Provided entries:
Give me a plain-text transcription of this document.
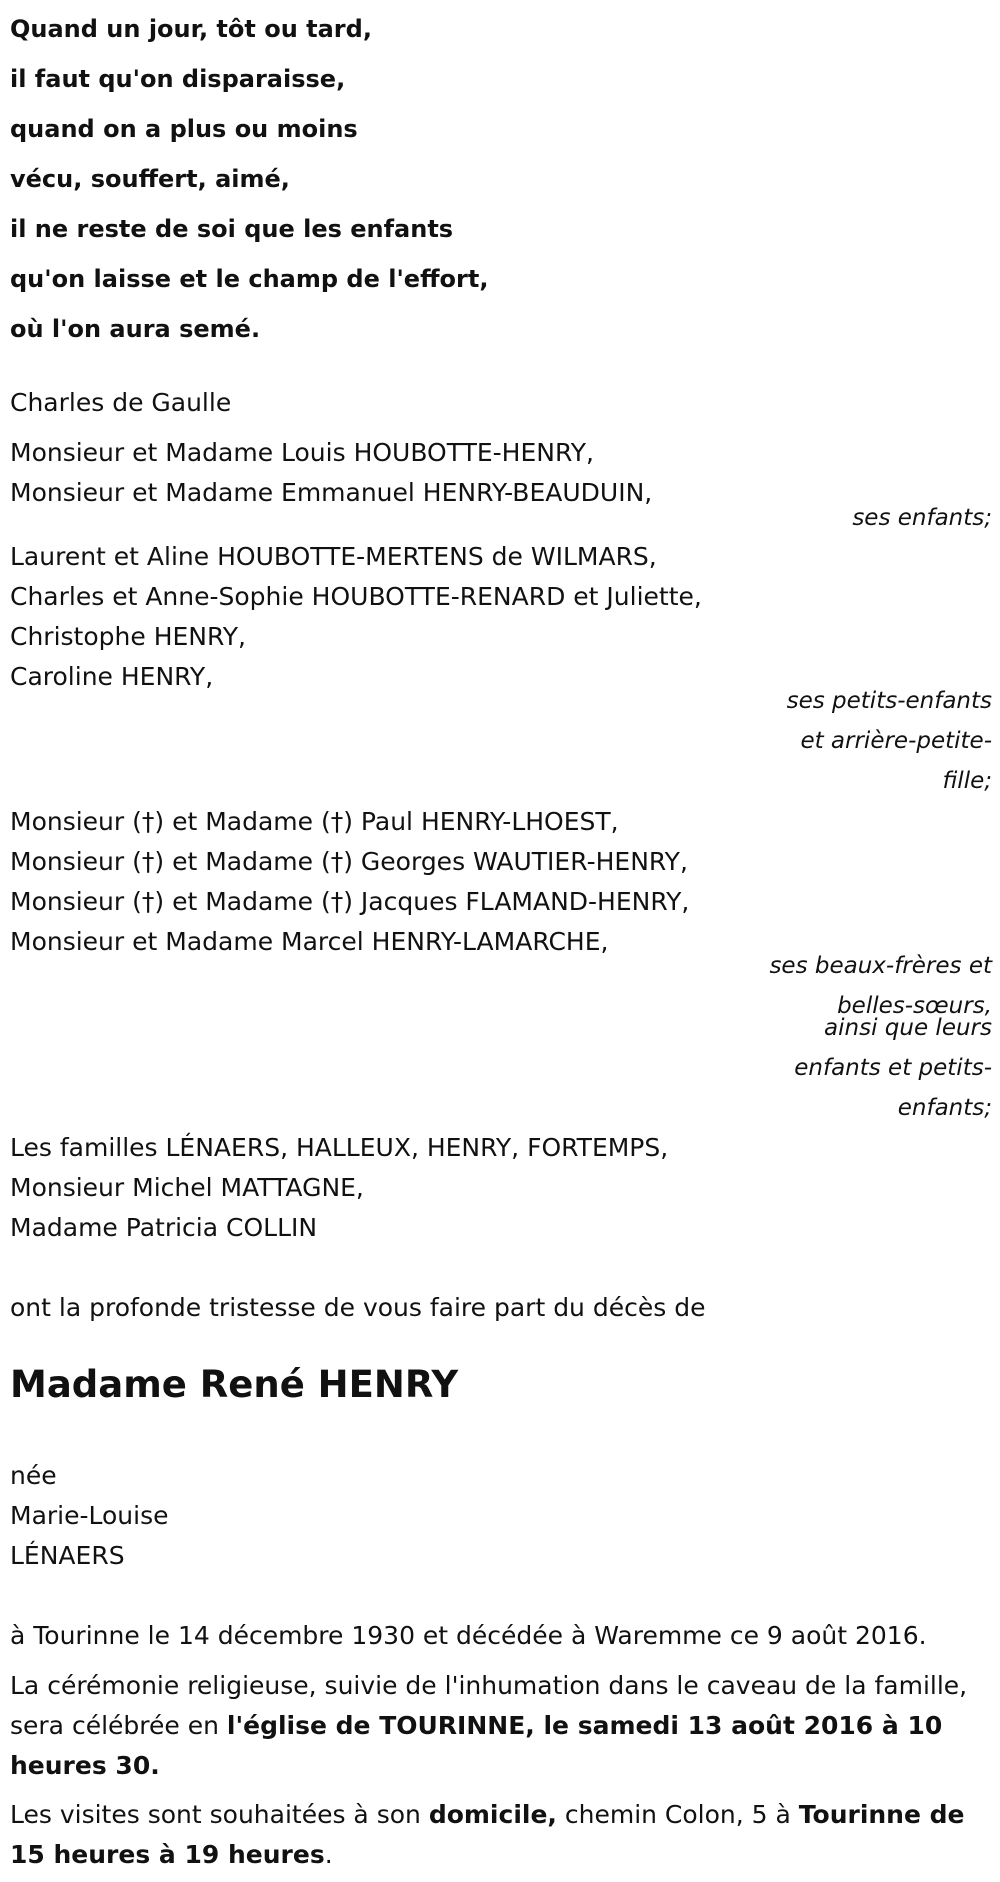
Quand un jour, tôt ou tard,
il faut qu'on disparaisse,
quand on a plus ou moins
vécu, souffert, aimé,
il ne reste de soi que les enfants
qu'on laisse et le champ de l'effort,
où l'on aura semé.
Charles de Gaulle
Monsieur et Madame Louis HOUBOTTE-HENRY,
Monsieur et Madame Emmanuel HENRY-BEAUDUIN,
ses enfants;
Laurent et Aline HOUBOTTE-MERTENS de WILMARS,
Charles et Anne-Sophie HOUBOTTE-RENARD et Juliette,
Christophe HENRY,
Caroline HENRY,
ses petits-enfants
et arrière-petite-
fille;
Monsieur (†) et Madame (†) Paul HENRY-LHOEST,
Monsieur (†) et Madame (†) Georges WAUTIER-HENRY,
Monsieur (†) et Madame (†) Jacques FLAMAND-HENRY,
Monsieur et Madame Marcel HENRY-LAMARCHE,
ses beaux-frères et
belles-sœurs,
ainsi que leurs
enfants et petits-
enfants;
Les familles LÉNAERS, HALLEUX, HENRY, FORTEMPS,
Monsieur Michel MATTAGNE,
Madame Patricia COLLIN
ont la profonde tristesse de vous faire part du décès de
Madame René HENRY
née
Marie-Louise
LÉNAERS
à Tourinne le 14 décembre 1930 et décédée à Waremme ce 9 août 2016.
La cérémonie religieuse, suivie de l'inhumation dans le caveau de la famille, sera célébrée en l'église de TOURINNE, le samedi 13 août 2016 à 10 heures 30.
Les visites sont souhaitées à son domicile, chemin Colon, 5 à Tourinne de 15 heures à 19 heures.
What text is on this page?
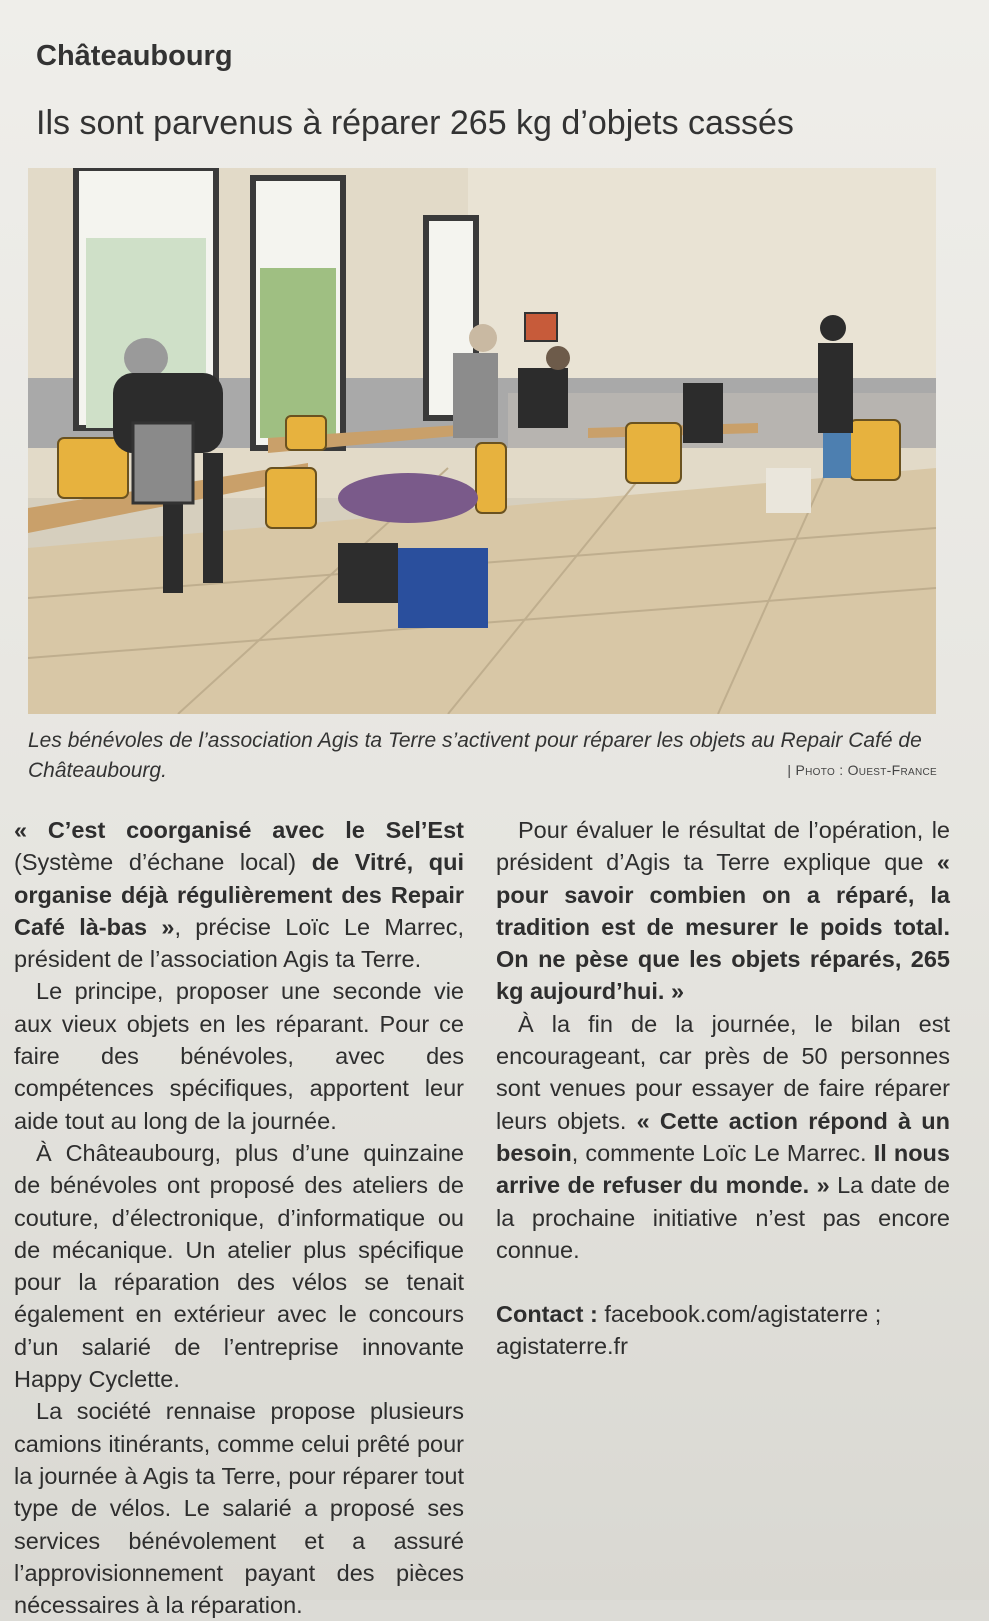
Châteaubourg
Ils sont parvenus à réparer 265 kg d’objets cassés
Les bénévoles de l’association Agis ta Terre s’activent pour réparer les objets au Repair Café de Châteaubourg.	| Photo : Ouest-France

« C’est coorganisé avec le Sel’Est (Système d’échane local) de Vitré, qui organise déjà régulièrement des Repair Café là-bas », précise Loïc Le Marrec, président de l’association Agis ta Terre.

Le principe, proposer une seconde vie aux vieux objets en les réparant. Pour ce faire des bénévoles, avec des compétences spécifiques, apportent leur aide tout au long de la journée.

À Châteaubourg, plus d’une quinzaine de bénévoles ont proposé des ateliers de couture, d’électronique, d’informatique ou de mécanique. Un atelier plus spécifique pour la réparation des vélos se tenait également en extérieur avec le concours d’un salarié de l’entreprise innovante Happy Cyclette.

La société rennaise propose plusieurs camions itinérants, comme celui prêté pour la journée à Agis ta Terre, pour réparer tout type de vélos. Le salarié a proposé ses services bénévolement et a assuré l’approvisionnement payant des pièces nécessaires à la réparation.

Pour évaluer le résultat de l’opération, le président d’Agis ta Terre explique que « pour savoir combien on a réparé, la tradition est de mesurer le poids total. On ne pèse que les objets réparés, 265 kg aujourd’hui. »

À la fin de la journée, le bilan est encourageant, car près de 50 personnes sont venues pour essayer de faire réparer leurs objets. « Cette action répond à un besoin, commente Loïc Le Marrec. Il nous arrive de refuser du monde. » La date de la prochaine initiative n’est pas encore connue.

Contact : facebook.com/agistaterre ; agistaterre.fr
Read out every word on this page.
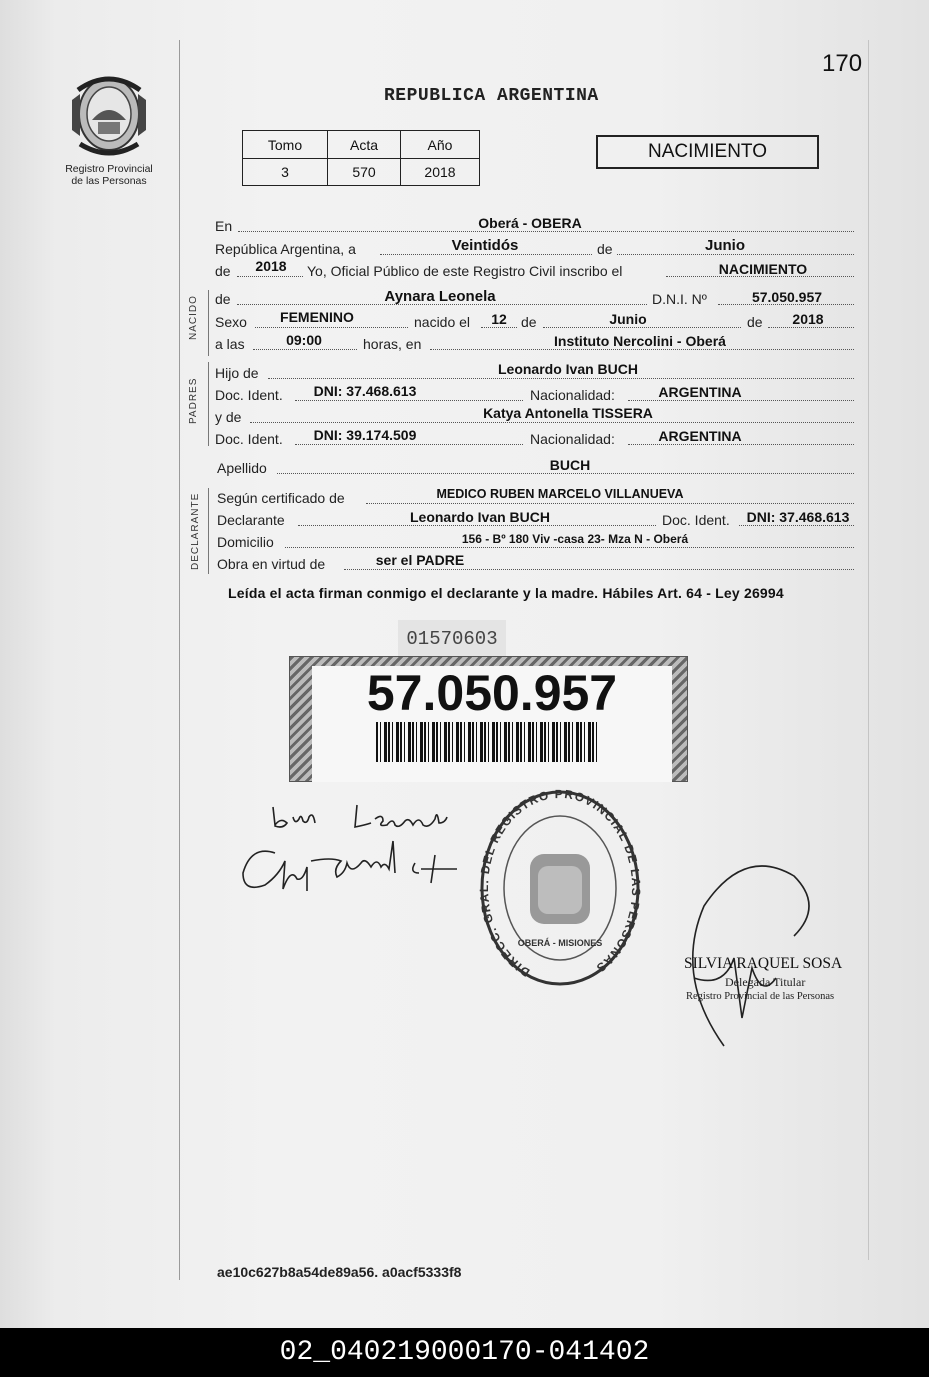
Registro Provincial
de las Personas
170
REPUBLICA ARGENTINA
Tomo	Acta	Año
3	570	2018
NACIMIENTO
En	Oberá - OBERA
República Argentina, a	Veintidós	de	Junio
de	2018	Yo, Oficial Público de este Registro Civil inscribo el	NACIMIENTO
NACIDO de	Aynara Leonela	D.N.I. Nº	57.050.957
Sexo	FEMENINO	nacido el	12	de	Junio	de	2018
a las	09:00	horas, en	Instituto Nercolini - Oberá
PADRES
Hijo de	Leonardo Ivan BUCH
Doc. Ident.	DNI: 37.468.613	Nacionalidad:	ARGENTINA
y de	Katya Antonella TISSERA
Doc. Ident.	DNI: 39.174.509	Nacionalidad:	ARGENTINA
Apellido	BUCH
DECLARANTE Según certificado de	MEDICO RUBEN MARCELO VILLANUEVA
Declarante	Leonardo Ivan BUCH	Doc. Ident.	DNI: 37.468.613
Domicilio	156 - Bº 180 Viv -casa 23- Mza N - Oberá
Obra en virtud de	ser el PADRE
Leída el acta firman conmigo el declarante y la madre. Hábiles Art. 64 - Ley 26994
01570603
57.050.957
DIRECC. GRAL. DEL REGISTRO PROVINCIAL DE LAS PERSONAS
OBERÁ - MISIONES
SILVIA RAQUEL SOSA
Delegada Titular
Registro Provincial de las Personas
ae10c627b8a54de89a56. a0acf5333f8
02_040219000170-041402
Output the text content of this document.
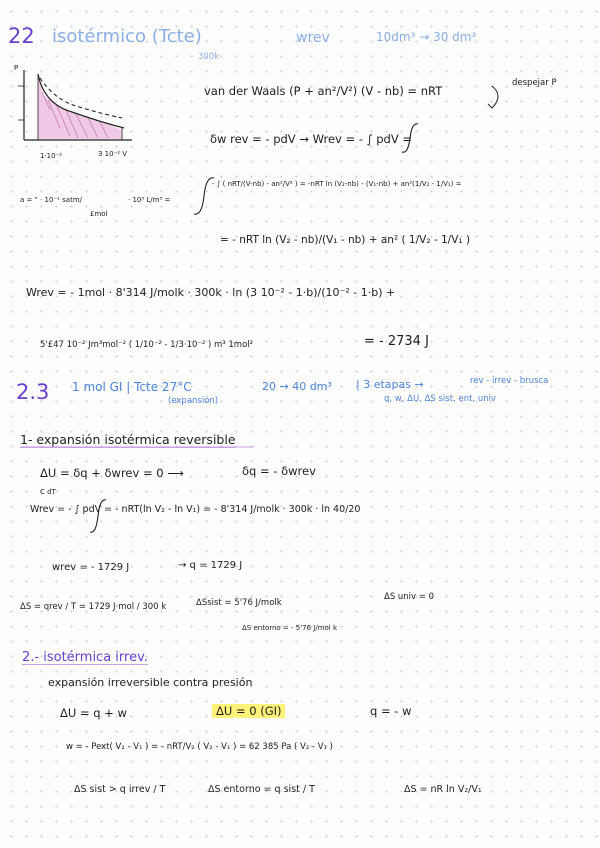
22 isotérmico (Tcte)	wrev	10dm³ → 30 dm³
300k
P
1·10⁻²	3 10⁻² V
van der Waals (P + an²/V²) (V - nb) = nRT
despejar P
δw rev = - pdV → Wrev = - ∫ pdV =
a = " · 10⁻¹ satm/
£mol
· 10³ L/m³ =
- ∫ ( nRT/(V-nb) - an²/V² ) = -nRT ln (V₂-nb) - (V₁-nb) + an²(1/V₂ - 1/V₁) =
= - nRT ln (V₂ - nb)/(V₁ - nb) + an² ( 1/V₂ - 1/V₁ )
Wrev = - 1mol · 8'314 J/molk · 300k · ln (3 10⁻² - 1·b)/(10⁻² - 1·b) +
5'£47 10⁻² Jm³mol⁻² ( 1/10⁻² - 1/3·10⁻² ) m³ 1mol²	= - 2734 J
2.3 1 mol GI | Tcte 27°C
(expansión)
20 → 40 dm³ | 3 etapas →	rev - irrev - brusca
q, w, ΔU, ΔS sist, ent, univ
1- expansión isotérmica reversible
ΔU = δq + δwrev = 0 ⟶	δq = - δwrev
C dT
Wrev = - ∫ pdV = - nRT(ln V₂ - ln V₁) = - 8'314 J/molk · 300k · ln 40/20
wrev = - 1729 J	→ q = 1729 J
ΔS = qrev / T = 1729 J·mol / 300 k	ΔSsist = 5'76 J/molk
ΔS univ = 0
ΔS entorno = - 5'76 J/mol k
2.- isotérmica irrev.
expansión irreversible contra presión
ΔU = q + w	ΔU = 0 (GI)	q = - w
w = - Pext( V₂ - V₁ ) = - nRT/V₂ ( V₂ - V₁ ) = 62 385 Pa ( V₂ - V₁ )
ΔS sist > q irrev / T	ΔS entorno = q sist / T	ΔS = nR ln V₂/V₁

Your goal:
State only how many lines in the material include "avec".

Response to this task:
3